**Page extract:**
--- --- ---
Lekota will work closely with other agencies to coordinate the best support for me. This means My informed consent for the sharing of information will be sought and respected in all situations unless:
*We are obliged by law to disclose My information regardless of consent or otherwise if authorised by law.
*It is unreasonable or impracticable to gain consent or consent has been refused; and
*The disclosure is reasonably necessary to prevent or lessen a serious threat to the life, health or safety of a person or group of people.
By signing this document I acknowledge and agree that Lekota has advised me of the following:
Lekota Privacy and Confidentiality Policy and Procedure;
My right to access My personal information; and
My right to withdraw My consent at any time.
I understand that the following service(s) are recommended - Health professionals, Pharmacy; Medical specialists etc that relevant information about me may be received or forwarded to the agency(s) that provide these services, in order that I receive the best possible service:
I understand that Lekota may collect, store and use the information collected from the services above:
I understand that Lekota must comply with relevant privacy laws, and I will contact the organisation immediately if I feel that these laws have been breached.
--- --- ---
**Excerpted records:**
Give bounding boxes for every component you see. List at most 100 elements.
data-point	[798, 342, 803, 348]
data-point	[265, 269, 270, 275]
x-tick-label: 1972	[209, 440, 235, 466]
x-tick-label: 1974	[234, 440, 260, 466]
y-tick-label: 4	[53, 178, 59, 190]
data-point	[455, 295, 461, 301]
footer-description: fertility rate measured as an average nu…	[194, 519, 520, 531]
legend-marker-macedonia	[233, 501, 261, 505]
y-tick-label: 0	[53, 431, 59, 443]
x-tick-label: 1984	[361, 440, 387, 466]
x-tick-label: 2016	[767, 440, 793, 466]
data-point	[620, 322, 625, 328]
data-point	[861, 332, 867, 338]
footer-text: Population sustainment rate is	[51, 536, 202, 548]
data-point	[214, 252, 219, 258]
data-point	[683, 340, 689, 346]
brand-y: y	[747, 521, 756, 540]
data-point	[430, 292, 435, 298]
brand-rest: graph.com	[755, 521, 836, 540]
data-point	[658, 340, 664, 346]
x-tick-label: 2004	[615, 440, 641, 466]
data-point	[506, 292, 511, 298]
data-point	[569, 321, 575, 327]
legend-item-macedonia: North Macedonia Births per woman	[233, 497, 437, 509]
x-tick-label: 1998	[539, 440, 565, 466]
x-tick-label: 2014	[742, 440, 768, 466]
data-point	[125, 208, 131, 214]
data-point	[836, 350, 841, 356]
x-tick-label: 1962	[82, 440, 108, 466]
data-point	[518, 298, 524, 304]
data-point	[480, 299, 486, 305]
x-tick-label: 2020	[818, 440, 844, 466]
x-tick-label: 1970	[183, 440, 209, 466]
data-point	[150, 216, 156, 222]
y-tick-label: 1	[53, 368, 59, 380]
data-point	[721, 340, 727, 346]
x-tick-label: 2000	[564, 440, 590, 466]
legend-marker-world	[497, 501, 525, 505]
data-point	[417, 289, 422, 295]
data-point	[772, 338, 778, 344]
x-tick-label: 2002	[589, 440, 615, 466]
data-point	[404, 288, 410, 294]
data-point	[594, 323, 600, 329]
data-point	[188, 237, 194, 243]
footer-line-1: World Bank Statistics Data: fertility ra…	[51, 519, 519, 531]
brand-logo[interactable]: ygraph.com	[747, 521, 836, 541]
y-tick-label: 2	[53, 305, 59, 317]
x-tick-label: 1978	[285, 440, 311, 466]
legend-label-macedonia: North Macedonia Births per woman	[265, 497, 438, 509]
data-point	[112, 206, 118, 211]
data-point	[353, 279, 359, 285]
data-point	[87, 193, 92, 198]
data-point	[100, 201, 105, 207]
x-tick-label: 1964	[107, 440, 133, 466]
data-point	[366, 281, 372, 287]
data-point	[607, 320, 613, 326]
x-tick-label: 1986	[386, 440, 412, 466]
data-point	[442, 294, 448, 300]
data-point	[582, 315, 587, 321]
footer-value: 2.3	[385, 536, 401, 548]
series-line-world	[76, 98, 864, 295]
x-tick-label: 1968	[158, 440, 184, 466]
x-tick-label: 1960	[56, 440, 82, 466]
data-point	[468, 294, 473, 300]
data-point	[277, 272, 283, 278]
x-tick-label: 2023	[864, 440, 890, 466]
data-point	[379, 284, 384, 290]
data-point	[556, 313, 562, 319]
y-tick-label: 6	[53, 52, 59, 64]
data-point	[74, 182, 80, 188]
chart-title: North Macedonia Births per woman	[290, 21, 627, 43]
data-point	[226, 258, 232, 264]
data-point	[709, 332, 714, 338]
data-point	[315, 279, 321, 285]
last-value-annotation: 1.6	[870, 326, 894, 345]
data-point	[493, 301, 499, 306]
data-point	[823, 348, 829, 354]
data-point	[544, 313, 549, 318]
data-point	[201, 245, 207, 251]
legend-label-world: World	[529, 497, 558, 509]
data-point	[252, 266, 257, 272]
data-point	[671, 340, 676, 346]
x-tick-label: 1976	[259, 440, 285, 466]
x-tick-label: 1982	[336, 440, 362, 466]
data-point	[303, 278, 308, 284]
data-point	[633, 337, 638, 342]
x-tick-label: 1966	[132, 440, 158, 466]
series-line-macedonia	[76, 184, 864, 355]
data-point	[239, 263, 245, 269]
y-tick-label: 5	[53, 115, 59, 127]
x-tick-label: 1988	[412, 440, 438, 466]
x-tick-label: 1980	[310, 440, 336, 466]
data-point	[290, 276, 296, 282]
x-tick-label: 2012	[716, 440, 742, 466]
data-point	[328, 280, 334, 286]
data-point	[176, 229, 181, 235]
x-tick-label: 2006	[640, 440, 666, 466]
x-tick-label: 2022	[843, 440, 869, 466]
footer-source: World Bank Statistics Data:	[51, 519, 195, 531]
--- --- ---
**Brief:**
From the consent form above, list every item that the signer acknowledges Lekota has advised them of.

**Result of the task:**
- Lekota Privacy and Confidentiality Policy and Procedure
- My right to access My personal information
- My right to withdraw My consent at any time